## Work instructions:
Copy each line where the word "ratio" occurs.

## Input records:

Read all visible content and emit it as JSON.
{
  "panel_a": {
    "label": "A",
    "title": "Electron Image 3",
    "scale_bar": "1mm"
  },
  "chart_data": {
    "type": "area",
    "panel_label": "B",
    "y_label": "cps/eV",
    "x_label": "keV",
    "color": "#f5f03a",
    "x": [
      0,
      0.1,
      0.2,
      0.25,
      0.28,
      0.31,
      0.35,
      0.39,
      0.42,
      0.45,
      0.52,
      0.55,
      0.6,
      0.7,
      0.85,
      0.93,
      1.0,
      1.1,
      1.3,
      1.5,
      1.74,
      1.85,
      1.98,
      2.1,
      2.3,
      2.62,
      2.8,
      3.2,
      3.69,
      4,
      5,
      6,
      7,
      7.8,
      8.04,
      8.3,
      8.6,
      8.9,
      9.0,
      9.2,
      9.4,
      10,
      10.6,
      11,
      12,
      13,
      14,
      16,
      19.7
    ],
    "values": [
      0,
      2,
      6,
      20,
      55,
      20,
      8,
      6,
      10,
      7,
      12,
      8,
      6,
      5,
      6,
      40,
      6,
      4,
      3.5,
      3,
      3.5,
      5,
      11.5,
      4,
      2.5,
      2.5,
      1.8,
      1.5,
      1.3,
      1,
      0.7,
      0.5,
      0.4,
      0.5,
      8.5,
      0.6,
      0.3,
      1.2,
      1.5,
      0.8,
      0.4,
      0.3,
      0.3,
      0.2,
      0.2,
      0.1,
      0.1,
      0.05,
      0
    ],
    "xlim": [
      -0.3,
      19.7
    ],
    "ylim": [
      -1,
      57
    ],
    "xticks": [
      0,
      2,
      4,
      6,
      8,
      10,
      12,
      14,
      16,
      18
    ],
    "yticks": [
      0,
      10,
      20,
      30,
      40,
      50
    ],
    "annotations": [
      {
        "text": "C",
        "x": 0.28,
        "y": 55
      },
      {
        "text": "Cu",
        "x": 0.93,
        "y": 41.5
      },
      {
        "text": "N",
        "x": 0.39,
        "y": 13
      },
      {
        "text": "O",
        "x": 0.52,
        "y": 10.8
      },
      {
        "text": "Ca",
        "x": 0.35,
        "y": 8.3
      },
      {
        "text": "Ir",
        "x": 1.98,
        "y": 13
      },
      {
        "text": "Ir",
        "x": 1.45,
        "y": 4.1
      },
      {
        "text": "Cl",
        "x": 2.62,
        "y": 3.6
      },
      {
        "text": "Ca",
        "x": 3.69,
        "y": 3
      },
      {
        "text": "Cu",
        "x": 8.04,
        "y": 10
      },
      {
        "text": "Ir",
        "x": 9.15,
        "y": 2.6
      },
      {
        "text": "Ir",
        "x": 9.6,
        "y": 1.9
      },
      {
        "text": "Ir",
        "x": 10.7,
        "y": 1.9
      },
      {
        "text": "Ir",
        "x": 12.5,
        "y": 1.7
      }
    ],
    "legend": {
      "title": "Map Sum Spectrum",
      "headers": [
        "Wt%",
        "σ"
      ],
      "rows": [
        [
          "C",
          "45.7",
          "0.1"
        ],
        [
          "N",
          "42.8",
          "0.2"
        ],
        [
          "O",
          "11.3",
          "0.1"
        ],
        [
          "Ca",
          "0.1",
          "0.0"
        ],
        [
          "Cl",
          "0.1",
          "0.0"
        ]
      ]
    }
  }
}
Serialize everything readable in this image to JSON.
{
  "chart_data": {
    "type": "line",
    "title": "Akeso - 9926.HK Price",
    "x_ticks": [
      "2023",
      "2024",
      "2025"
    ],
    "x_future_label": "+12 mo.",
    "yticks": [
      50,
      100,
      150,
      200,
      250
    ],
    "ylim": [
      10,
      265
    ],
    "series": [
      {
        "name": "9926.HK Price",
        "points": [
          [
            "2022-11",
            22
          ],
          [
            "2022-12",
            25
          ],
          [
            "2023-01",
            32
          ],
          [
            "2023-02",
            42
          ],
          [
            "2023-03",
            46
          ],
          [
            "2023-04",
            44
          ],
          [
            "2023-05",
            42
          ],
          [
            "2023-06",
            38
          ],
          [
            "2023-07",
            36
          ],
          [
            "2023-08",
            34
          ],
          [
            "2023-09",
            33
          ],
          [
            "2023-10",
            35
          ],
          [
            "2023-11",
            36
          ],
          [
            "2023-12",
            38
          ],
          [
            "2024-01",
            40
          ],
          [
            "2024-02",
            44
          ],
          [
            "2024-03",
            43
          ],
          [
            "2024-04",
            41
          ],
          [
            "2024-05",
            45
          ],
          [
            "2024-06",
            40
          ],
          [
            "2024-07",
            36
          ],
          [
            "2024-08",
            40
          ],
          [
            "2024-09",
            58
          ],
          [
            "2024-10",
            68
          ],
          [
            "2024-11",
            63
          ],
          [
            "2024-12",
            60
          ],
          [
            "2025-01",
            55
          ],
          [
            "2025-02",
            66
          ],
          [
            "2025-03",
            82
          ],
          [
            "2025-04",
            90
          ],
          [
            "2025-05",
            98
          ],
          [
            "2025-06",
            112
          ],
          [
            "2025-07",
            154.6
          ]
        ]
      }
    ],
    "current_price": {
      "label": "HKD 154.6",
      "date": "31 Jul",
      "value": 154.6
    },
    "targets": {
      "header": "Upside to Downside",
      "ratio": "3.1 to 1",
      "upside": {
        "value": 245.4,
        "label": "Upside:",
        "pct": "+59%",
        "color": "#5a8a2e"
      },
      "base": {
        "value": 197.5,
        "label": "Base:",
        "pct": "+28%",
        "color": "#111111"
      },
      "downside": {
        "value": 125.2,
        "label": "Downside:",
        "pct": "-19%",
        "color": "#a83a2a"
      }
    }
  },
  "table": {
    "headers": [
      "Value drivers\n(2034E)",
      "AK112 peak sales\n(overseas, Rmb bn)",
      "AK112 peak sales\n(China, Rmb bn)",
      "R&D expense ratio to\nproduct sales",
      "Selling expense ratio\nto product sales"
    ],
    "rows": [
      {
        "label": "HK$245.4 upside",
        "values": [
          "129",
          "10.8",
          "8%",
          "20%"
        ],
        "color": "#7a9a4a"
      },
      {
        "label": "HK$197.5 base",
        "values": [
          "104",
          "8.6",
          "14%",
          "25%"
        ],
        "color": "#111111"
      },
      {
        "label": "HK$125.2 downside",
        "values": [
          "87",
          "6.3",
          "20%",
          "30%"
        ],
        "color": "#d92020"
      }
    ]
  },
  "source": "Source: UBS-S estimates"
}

## Result of this task:
      "ratio": "3.1 to 1",
      "R&D expense ratio to\nproduct sales",
      "Selling expense ratio\nto product sales"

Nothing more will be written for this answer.